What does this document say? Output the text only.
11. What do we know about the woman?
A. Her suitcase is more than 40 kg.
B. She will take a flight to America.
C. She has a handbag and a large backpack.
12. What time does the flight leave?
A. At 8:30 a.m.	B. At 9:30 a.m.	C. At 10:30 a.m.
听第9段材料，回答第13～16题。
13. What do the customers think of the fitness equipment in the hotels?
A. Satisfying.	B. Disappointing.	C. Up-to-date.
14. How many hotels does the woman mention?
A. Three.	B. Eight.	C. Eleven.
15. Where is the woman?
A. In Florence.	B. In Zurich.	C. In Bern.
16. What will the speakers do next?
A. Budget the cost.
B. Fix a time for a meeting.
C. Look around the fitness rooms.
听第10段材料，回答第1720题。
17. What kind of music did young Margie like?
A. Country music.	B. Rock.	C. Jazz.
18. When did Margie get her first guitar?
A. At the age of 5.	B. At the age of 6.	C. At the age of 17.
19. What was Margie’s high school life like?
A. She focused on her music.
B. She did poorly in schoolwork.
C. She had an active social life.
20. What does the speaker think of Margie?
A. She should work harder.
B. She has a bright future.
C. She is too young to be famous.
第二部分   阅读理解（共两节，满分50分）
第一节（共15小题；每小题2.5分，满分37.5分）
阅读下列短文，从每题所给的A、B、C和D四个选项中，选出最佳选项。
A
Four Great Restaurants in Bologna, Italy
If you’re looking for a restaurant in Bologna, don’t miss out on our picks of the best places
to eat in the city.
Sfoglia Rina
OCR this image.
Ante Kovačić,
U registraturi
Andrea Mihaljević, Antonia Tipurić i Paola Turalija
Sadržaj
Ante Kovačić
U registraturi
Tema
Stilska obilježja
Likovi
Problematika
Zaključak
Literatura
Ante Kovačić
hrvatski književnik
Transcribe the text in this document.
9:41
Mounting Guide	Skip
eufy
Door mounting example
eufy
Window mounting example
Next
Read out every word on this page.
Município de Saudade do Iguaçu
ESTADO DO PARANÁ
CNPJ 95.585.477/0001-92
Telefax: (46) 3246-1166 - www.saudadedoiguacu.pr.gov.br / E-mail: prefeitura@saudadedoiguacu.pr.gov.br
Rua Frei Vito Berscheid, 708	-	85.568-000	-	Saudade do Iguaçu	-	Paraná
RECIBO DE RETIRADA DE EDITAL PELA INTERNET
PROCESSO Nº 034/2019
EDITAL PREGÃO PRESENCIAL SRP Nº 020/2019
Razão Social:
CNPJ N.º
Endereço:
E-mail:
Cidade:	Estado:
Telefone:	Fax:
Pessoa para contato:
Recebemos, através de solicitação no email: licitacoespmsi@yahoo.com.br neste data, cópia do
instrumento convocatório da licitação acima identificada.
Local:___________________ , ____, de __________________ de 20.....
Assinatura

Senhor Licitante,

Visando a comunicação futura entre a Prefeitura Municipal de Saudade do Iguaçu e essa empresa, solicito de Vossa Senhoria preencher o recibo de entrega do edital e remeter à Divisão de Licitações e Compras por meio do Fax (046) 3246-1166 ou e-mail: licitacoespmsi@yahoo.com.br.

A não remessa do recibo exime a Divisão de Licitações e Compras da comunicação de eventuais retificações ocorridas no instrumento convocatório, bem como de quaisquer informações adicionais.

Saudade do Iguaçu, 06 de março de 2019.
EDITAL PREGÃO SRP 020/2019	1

☆ ☆ ☆

* [TASK DIRECTIONS]: Repeat every record, exactly as written.

* [WRITTEN ANSWER]:
What does this document say? Output the text only.
11. What do we know about the woman?
A. Her suitcase is more than 40 kg.
B. She will take a flight to America.
C. She has a handbag and a large backpack.
12. What time does the flight leave?
A. At 8:30 a.m.	B. At 9:30 a.m.	C. At 10:30 a.m.
听第9段材料，回答第13～16题。
13. What do the customers think of the fitness equipment in the hotels?
A. Satisfying.	B. Disappointing.	C. Up-to-date.
14. How many hotels does the woman mention?
A. Three.	B. Eight.	C. Eleven.
15. Where is the woman?
A. In Florence.	B. In Zurich.	C. In Bern.
16. What will the speakers do next?
A. Budget the cost.
B. Fix a time for a meeting.
C. Look around the fitness rooms.
听第10段材料，回答第1720题。
17. What kind of music did young Margie like?
A. Country music.	B. Rock.	C. Jazz.
18. When did Margie get her first guitar?
A. At the age of 5.	B. At the age of 6.	C. At the age of 17.
19. What was Margie’s high school life like?
A. She focused on her music.
B. She did poorly in schoolwork.
C. She had an active social life.
20. What does the speaker think of Margie?
A. She should work harder.
B. She has a bright future.
C. She is too young to be famous.
第二部分   阅读理解（共两节，满分50分）
第一节（共15小题；每小题2.5分，满分37.5分）
阅读下列短文，从每题所给的A、B、C和D四个选项中，选出最佳选项。
A
Four Great Restaurants in Bologna, Italy
If you’re looking for a restaurant in Bologna, don’t miss out on our picks of the best places
to eat in the city.
Sfoglia Rina
OCR this image.
Ante Kovačić,
U registraturi
Andrea Mihaljević, Antonia Tipurić i Paola Turalija
Sadržaj
Ante Kovačić
U registraturi
Tema
Stilska obilježja
Likovi
Problematika
Zaključak
Literatura
Ante Kovačić
hrvatski književnik
Transcribe the text in this document.
9:41
Mounting Guide	Skip
eufy
Door mounting example
eufy
Window mounting example
Next
Read out every word on this page.
Município de Saudade do Iguaçu
ESTADO DO PARANÁ
CNPJ 95.585.477/0001-92
Telefax: (46) 3246-1166 - www.saudadedoiguacu.pr.gov.br / E-mail: prefeitura@saudadedoiguacu.pr.gov.br
Rua Frei Vito Berscheid, 708	-	85.568-000	-	Saudade do Iguaçu	-	Paraná
RECIBO DE RETIRADA DE EDITAL PELA INTERNET
PROCESSO Nº 034/2019
EDITAL PREGÃO PRESENCIAL SRP Nº 020/2019
Razão Social:
CNPJ N.º
Endereço:
E-mail:
Cidade:	Estado:
Telefone:	Fax:
Pessoa para contato:
Recebemos, através de solicitação no email: licitacoespmsi@yahoo.com.br neste data, cópia do
instrumento convocatório da licitação acima identificada.
Local:___________________ , ____, de __________________ de 20.....
Assinatura

Senhor Licitante,

Visando a comunicação futura entre a Prefeitura Municipal de Saudade do Iguaçu e essa empresa, solicito de Vossa Senhoria preencher o recibo de entrega do edital e remeter à Divisão de Licitações e Compras por meio do Fax (046) 3246-1166 ou e-mail: licitacoespmsi@yahoo.com.br.

A não remessa do recibo exime a Divisão de Licitações e Compras da comunicação de eventuais retificações ocorridas no instrumento convocatório, bem como de quaisquer informações adicionais.

Saudade do Iguaçu, 06 de março de 2019.
EDITAL PREGÃO SRP 020/2019	1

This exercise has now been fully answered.